SUPPLIED DATA.
:::
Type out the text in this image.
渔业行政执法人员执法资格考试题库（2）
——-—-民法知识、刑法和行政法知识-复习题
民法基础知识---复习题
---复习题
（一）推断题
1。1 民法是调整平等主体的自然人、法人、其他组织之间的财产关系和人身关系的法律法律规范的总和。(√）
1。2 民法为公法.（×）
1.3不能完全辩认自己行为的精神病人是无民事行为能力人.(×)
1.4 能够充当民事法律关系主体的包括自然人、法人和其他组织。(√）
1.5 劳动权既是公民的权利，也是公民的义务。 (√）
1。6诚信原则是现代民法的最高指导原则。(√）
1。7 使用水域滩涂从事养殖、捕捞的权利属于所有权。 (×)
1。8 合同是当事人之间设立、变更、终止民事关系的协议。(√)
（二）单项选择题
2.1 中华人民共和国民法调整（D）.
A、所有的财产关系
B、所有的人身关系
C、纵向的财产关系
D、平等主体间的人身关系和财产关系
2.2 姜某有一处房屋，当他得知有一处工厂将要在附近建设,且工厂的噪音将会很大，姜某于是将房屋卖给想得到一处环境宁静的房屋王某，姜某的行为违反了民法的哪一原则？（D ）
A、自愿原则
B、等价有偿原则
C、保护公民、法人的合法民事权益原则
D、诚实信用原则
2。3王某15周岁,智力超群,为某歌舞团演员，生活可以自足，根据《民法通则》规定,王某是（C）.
:::
TASK DESCRIPTION.
Retype all the records, matching them exactly.

CORRECT RESULT.
Type out the text in this image.
渔业行政执法人员执法资格考试题库（2）
——-—-民法知识、刑法和行政法知识-复习题
民法基础知识---复习题
---复习题
（一）推断题
1。1 民法是调整平等主体的自然人、法人、其他组织之间的财产关系和人身关系的法律法律规范的总和。(√）
1。2 民法为公法.（×）
1.3不能完全辩认自己行为的精神病人是无民事行为能力人.(×)
1.4 能够充当民事法律关系主体的包括自然人、法人和其他组织。(√）
1.5 劳动权既是公民的权利，也是公民的义务。 (√）
1。6诚信原则是现代民法的最高指导原则。(√）
1。7 使用水域滩涂从事养殖、捕捞的权利属于所有权。 (×)
1。8 合同是当事人之间设立、变更、终止民事关系的协议。(√)
（二）单项选择题
2.1 中华人民共和国民法调整（D）.
A、所有的财产关系
B、所有的人身关系
C、纵向的财产关系
D、平等主体间的人身关系和财产关系
2.2 姜某有一处房屋，当他得知有一处工厂将要在附近建设,且工厂的噪音将会很大，姜某于是将房屋卖给想得到一处环境宁静的房屋王某，姜某的行为违反了民法的哪一原则？（D ）
A、自愿原则
B、等价有偿原则
C、保护公民、法人的合法民事权益原则
D、诚实信用原则
2。3王某15周岁,智力超群,为某歌舞团演员，生活可以自足，根据《民法通则》规定,王某是（C）.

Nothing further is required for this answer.